[Görev Listesi]
1. Sinemanın dünyaya verdiği mesajlar üzerine yazıdan "Recommended Posts" ile başlayıp "yapıları oldukça güçlü." ile biten bölümü aynen yazıya geçirin.
2. Lütfen sinemanın dünyaya verdiği mesajlar üzerine yazıyı kaldığı yerden sürdürün.

[Kaynak Metin Parçası]
Jump to content

Sinema ile dünyaya kim ne mesaj verdi?


tarihogretmeni

Recommended Posts

47820.jpg

Dünya sinemasına yön verenler, filmleriyle hep bir mesaj verdiler. Hollywood'un da Çin filmlerinin de mesajları farklı sunuldu izleyiciye. Merva Orhan, beyazperdeden verilen mesajları anlattı.

Bu aralar Türkiye’de herkes sinemayla uğraşıyor…

Bir zamanlar Yeşilçam’da ardı ardına yapılan film klasiklerini yeniden canlandırmak için mi yoksa, Hollywood tarzı filmler yapıp dünya pazarında yer almak içim mi? Çünkü son zamanlarda çekilen sinema filmlerinin alt yapıları oldukça güçlü.

[Kaynak Kesiti]
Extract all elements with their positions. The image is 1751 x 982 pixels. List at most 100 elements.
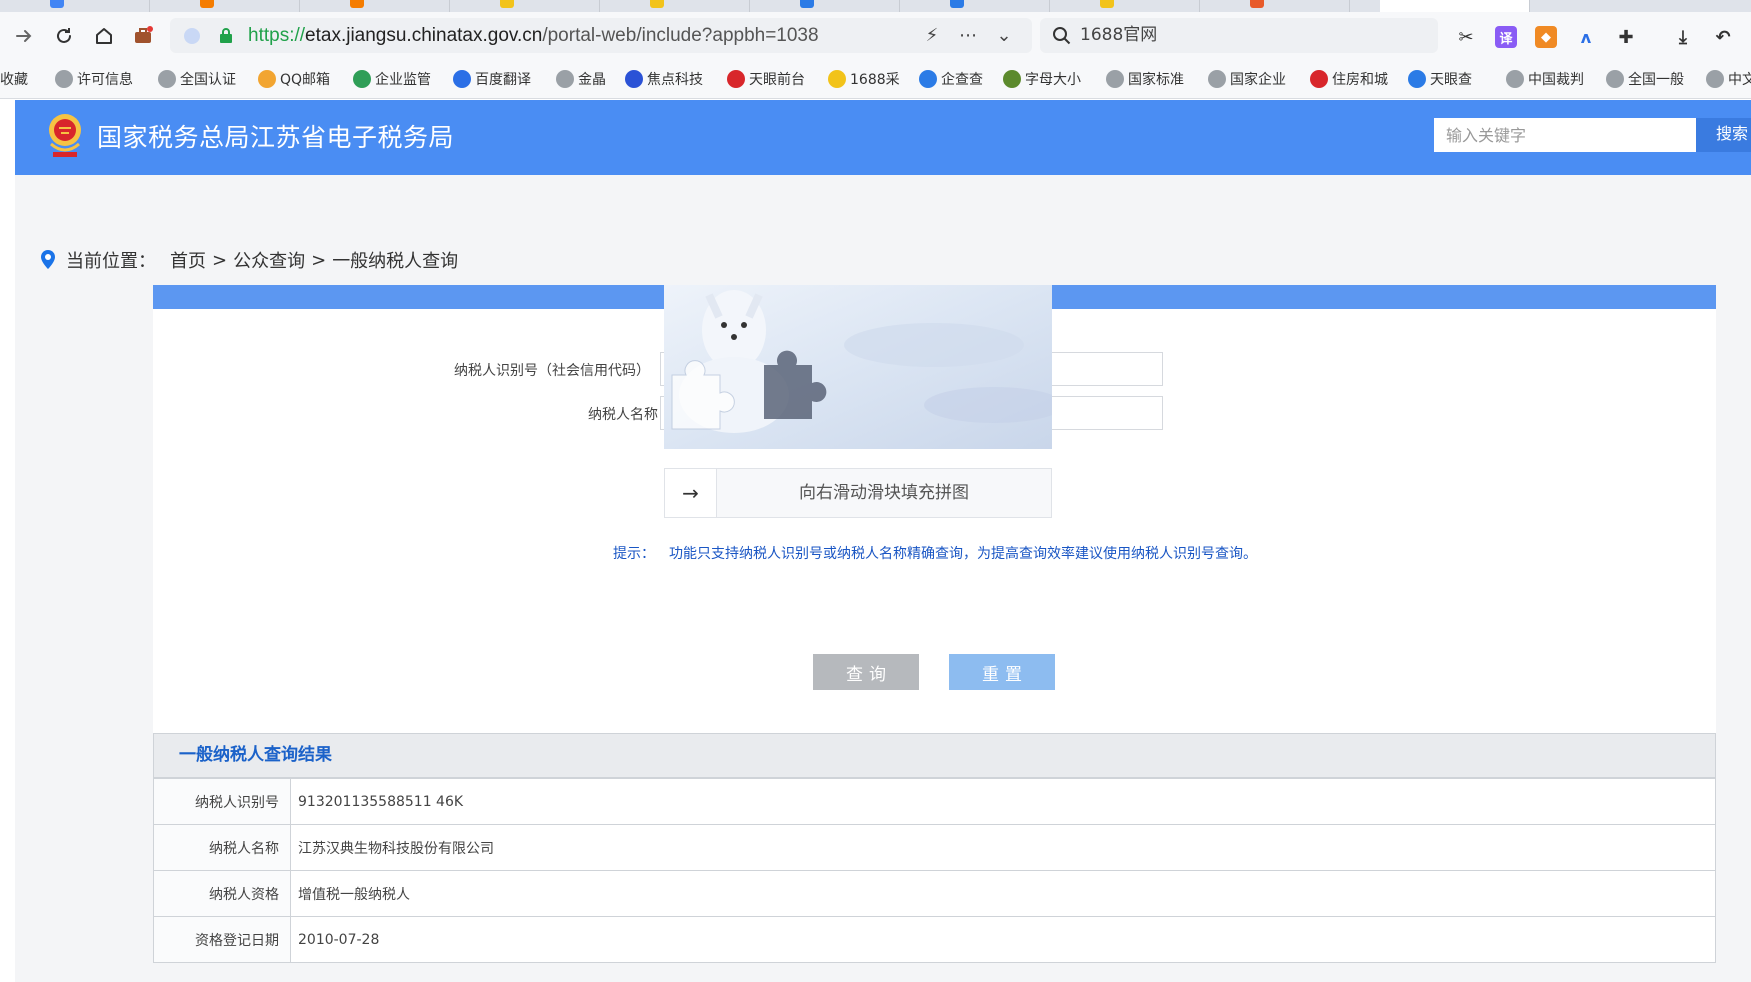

[Görevlere Göre Sonuçlar]
1.
Recommended Posts

47820.jpg

Dünya sinemasına yön verenler, filmleriyle hep bir mesaj verdiler. Hollywood'un da Çin filmlerinin de mesajları farklı sunuldu izleyiciye. Merva Orhan, beyazperdeden verilen mesajları anlattı.

Bu aralar Türkiye’de herkes sinemayla uğraşıyor…

Bir zamanlar Yeşilçam’da ardı ardına yapılan film klasiklerini yeniden canlandırmak için mi yoksa, Hollywood tarzı filmler yapıp dünya pazarında yer almak içim mi? Çünkü son zamanlarda çekilen sinema filmlerinin alt yapıları oldukça güçlü.

2.
Kadro güçlü, sponsor güçlü. Haliyle tüm teknolojik imkânlar kullanılabilecek seviyede. Sağlanılan finansmanda çekilen TV dizililerinin rolünü de unutmamak gerek.

Sorunun cevabı her ne olursa olsun asıl amaç anlatılan kurguyla fikir beyan etmek. Tıpkı yazarlar gibi. Belli bir düşüncenin ve fikrin sahibi olarak birikimlerini yazarak anlatmayı tercih ediyorlar. Ve bu sayede yazarın fikri tüm dünyaya ulaşmış oluyor.

Sinema ile uğraşan kişilerinde izlediği yol aynı olsa gerek. Tek fark ‘Görsellik’. Tabi bu farklılık öyle göz ardı edilemeyecek kadar büyük olsa da. Eğer alt yapınız yerindeyse ve sinema ile uğraşıyorsanız işte size meydan. Taşıdığınız misyonu, fikirlerinizi düşüncelerinizi anlatabilmeniz için çok büyük bir fırsat doğrusu.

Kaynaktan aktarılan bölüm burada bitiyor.